CONSIGNE A >>
Dans l'article sur le festival Cinéma Tous Ecrans, quel est le montant de la subvention que l'Office fédéral de la culture a supprimée l'année dernière ?
CONSIGNE B >>
Écrivez la suite de l'article sur le festival Cinéma Tous Ecrans, à partir de sa dernière phrase.

EXTRAIT CHOISI >>
•••••

Prime au talent, quels que soient les écrans
A Genève, le festival Cinéma Tous Ecrans met en lumière les auteurs de cinéma, qu'ils réalisent pour les salles obscures, la télévision, l'ordinateur ou le téléphone mobile. Une exigence fédère le copieux menu du festival: un point de vue original et engagé sur le monde.
Les frontières, Léo Kaneman n’aime pas. Depuis ses débuts, son festival s’est évertué à démontrer leur inanité dans le domaine du cinéma en présentant des réalisateurs de films aussi bien pour salles obscures que pour la télévision, des séries tv aussi bien que des longs métrages.
«Ce qui nous intéresse c’est la qualité du film et le talent du réalisateur», assure le Genevois qui franchit cette année une nouvelle borne, celle qui borde l’univers du multimédia et des nouveaux écrans (ordinateurs, téléphones cellulaire et autres assistants électroniques mobiles).
L’importance de cette mutation commence à être reconnue par les milieux culturels, comme en atteste ce constat des Inrockuptibles, un hebdomadaire culturel français de référence. «Aujourd’hui, l’évolution technologique a démultiplié l’univers des images en une galaxie tentaculaire dont le cinéma en salle ne constitue plus qu’une province», peut-on lire dans un récent article consacré au réalisateur Léos Carax.
«Le triomphe du numérique et de l’écran global changent les rapports au monde et aux autres. Mais l’esprit du cinéma demeure partout», assure Léo Kaneman.
Les réticences de Berne
Une conviction que ne semble pourtant pas partager l’Office fédéral de la culture (OFC). Nicolas Bideau, responsable de la section cinéma, a supprimé l’année dernière la subvention de 180’000 francs attribuée jusque là au festival genevois. Un événement au concept peu clair, selon le haut-fonctionnaire de l’OFC.

•••••

LISTE DES ITEMS >>
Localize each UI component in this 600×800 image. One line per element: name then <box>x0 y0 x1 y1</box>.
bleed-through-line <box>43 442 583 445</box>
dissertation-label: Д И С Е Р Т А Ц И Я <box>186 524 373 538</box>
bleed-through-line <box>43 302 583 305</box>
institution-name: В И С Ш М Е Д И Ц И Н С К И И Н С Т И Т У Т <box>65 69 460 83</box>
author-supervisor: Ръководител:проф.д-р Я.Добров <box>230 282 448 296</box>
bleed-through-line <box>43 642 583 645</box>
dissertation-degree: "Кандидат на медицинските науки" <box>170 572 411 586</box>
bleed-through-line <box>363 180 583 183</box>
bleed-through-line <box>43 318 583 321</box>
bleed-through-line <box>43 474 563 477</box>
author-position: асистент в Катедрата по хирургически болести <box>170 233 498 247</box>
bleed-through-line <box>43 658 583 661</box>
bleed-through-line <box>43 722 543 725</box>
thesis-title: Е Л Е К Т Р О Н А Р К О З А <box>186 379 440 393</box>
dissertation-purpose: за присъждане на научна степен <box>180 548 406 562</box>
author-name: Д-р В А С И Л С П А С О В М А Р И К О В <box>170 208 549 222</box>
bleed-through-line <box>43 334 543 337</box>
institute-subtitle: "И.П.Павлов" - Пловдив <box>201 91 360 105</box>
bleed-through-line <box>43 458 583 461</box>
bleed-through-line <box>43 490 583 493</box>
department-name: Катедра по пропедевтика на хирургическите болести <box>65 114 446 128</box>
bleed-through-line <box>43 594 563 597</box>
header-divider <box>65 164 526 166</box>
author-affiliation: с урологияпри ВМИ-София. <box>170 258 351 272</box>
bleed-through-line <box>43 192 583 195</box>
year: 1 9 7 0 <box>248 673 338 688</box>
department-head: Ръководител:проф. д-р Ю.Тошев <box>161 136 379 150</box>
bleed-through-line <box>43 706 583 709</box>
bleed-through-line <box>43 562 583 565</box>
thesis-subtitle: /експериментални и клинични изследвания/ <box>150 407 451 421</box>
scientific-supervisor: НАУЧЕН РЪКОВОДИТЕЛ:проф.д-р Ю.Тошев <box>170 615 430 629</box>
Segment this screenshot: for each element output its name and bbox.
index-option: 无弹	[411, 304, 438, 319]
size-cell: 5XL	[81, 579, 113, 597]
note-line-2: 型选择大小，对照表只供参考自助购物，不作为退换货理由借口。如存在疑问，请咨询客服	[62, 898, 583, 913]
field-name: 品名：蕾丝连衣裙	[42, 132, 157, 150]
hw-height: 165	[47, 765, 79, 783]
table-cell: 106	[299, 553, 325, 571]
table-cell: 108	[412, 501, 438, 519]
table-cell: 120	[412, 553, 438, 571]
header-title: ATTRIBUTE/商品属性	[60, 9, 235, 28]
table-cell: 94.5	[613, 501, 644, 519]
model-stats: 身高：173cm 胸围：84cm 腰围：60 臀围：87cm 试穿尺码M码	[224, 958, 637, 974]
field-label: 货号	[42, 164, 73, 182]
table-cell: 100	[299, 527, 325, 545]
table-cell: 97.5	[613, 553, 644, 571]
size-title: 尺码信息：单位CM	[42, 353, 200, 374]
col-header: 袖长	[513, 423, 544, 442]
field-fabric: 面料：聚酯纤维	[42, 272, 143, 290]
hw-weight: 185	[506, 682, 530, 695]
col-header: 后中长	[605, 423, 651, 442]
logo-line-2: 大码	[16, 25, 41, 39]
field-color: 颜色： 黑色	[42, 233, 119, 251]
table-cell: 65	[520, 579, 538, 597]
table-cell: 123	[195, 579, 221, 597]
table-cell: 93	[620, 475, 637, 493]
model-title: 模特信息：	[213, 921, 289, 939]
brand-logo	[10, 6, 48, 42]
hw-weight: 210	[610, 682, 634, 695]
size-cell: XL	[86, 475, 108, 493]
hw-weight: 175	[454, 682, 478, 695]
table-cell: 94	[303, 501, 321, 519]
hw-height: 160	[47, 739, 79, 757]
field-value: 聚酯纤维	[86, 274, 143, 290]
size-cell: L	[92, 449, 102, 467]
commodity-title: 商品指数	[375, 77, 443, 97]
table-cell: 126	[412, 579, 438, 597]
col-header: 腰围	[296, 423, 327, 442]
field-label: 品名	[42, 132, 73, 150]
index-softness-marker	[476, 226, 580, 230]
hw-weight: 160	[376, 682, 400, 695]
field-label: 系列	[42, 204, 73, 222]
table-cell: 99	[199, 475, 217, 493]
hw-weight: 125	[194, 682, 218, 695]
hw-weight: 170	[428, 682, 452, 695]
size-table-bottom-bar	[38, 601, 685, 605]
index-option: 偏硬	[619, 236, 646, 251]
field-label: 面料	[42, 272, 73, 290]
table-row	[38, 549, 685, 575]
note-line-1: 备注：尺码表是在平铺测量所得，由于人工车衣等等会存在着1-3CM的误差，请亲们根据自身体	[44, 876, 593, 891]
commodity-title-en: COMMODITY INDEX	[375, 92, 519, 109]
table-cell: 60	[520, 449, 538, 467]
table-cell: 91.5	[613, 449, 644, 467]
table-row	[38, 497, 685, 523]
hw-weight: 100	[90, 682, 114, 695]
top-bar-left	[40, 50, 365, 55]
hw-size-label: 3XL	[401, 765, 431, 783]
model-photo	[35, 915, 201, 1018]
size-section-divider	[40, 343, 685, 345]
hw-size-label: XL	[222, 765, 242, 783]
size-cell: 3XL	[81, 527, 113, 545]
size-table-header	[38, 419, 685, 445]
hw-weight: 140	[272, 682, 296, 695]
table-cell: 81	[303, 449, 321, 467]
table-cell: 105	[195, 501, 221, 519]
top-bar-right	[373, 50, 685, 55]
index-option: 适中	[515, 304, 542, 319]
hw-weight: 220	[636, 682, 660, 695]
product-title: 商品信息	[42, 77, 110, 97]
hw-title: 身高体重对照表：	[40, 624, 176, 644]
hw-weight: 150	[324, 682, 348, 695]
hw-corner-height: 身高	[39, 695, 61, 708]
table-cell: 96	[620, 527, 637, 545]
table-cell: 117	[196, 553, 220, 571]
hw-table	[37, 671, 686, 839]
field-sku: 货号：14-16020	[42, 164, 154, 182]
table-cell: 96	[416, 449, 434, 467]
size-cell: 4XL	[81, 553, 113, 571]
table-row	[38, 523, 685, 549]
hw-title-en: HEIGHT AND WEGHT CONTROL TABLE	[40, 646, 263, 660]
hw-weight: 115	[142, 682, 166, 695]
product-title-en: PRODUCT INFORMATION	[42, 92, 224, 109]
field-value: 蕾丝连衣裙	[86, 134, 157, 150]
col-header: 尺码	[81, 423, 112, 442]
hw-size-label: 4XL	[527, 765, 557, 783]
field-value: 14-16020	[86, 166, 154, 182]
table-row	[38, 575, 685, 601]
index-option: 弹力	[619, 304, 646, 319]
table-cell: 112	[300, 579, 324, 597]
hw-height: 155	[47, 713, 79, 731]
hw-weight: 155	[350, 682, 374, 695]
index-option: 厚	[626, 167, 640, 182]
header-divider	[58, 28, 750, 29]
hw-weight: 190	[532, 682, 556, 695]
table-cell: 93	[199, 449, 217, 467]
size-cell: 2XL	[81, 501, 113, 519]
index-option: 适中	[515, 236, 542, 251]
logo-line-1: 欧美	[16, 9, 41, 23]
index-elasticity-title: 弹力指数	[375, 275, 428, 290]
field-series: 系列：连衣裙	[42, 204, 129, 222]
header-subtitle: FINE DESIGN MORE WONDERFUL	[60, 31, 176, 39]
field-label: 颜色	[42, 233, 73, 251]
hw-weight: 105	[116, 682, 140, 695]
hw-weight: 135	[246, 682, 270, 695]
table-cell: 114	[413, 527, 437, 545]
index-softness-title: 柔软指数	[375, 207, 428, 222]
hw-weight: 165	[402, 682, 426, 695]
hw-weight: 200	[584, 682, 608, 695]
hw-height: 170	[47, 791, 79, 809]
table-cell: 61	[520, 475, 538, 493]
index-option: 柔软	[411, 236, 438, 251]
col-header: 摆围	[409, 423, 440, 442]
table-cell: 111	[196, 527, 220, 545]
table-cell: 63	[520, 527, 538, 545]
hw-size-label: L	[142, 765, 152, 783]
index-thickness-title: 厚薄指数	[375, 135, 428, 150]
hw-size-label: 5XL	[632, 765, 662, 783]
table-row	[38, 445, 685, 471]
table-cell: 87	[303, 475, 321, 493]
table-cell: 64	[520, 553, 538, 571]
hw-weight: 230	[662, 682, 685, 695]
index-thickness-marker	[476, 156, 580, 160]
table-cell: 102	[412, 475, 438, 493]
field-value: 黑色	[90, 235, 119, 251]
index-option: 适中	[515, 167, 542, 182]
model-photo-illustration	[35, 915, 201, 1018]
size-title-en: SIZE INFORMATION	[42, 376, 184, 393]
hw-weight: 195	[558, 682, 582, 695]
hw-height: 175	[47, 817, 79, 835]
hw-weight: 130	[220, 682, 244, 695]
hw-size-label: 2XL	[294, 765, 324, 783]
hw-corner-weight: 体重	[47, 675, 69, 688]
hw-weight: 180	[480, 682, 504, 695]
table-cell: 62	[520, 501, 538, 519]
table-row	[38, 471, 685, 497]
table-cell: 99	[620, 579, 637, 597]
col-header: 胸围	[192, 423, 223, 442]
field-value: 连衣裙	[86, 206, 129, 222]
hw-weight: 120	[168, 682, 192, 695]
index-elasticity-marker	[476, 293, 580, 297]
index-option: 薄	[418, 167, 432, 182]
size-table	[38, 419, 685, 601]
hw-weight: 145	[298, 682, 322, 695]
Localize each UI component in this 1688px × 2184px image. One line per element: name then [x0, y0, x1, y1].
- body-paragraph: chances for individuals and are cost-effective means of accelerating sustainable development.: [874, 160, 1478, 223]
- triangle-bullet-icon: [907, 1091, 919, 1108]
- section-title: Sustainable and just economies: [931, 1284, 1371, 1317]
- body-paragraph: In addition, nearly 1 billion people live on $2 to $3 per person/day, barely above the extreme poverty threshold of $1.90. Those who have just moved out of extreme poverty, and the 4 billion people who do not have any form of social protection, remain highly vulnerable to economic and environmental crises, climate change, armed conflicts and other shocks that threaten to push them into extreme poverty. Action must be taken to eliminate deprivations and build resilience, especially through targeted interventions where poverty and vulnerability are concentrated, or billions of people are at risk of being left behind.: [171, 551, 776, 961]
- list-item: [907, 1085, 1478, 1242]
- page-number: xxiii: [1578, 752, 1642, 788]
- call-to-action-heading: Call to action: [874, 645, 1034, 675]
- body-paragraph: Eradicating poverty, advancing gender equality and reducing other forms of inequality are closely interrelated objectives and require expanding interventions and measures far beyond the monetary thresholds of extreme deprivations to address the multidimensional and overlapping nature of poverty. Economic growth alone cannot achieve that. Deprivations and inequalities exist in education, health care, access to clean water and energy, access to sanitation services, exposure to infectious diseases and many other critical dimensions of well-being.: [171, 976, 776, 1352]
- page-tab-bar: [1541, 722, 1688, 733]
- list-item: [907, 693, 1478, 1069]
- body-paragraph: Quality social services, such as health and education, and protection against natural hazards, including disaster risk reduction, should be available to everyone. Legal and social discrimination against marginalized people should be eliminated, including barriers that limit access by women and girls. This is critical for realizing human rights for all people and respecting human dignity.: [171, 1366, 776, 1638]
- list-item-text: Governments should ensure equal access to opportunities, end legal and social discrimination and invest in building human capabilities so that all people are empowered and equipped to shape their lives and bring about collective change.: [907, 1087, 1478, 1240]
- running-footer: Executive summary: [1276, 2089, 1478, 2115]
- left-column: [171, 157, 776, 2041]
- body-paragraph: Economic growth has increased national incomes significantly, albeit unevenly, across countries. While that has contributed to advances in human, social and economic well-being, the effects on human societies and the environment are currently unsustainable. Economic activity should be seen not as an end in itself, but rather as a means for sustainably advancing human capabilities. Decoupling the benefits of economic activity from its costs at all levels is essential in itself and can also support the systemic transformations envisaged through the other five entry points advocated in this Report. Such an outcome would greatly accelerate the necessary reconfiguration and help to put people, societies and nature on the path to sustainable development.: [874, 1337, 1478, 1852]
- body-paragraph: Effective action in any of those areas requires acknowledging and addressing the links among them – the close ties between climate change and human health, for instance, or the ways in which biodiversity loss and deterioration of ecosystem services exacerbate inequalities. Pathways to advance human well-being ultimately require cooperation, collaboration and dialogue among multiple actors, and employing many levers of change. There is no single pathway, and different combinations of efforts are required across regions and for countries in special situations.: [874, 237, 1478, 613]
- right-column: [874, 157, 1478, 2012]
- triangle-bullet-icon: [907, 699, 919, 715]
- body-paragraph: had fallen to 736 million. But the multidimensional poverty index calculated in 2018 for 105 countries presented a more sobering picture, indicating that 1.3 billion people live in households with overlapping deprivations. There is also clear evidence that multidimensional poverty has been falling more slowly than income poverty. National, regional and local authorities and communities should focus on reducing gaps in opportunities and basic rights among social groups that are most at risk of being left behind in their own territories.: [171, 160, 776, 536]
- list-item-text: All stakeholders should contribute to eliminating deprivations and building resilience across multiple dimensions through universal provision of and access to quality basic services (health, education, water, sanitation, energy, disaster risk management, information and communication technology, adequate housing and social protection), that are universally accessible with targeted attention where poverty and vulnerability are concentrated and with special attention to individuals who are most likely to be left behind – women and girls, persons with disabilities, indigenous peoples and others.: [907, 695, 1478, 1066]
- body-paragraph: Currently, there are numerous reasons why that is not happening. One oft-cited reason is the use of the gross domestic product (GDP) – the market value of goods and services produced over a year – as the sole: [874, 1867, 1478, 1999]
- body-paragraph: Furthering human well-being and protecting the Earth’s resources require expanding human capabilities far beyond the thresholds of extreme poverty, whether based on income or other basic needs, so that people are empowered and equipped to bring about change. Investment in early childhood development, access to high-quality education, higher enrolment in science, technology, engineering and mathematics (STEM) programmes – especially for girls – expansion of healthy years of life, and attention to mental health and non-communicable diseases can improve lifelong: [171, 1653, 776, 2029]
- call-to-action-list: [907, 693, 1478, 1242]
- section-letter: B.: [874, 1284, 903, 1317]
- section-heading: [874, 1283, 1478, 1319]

•••••

RÉPONSE A >>
180’000 francs.

RÉPONSE B >>
«L’OFC doit comprendre que les vielles frontières entre cinéma, télévision et nouveaux écrans n’est plus de mise, lance Léo Kaneman. Nous avons d’ailleurs invité les responsables de la section cinéma de l’OFC à venir débattre des manières de financer et de produire des films pour ces nouveaux écrans, les réalisations actuelles étant le plus souvent autoproduites et les participants non payés.»
Léo Kaneman persiste donc dans son propos et signe une 14e édition résolument «cross media», selon l’expression de Françoise Mayor, du département fiction de la Télévision suisse romande, un partenaire qui a encore renforcé sa participation à ce festival unique en Suisse.
Un foisonnement de créations
Dans le cadre du festival, l’audiovisuel public suisse (SSR SRG idée suisse) organise par exemple une soirée consacrée à son Pacte Multimédia, un concours mené avec plusieurs institutions fédérales en charge de la formation et de l’éducation.
Quant au festival, il ouvre une nouvelle section, les nouveaux écrans de la fiction, qui présente une quarantaine d’œuvre allant de sketches pour téléphones mobiles à des fictions multimédias interactives en passant par des séries produites pour le web. Un thriller d’animation basé sur un concept de l’écrivain Stephen King, Stephen King’s N, et une fiction interactive dont la trame est modulable par le spectateur, Meanwhile, figurent dans cette section, tout comme Going Postal, une adaptation pour écran mobile de la série Heroes.
«Il y a beaucoup de jeunes talents dans ces nouveaux formats. Il s’agit donc de convaincre les autres cinéastes et les producteurs de ne pas les mépriser, voire même d’utiliser ces nouveaux formats», assure Léo Kaneman, en signalant une journée entière de débats consacrée aux nouveaux écrans, le 28 octobre.
Une carte blanche est aussi offerte à Dailymotion, la plateforme web de vidéo, partenaire du festival.
Série, quand tu nous tiens
Pour autant, Cinéma Tous Ecrans n’a pas abandonné l’un des ingrédients majeurs de ses précédents numéros: les séries TV. La responsable de la programmation Jasmin Basic promet cette année «de véritables bijoux», comme un remake de Life on Mars avec Harvey Keitel, Breaking bad, la nouvelle série de Vince Gillian (X-Files) ou Yeong Hwa Gwan, une intrigue sud-coréenne centrée sur une maison close.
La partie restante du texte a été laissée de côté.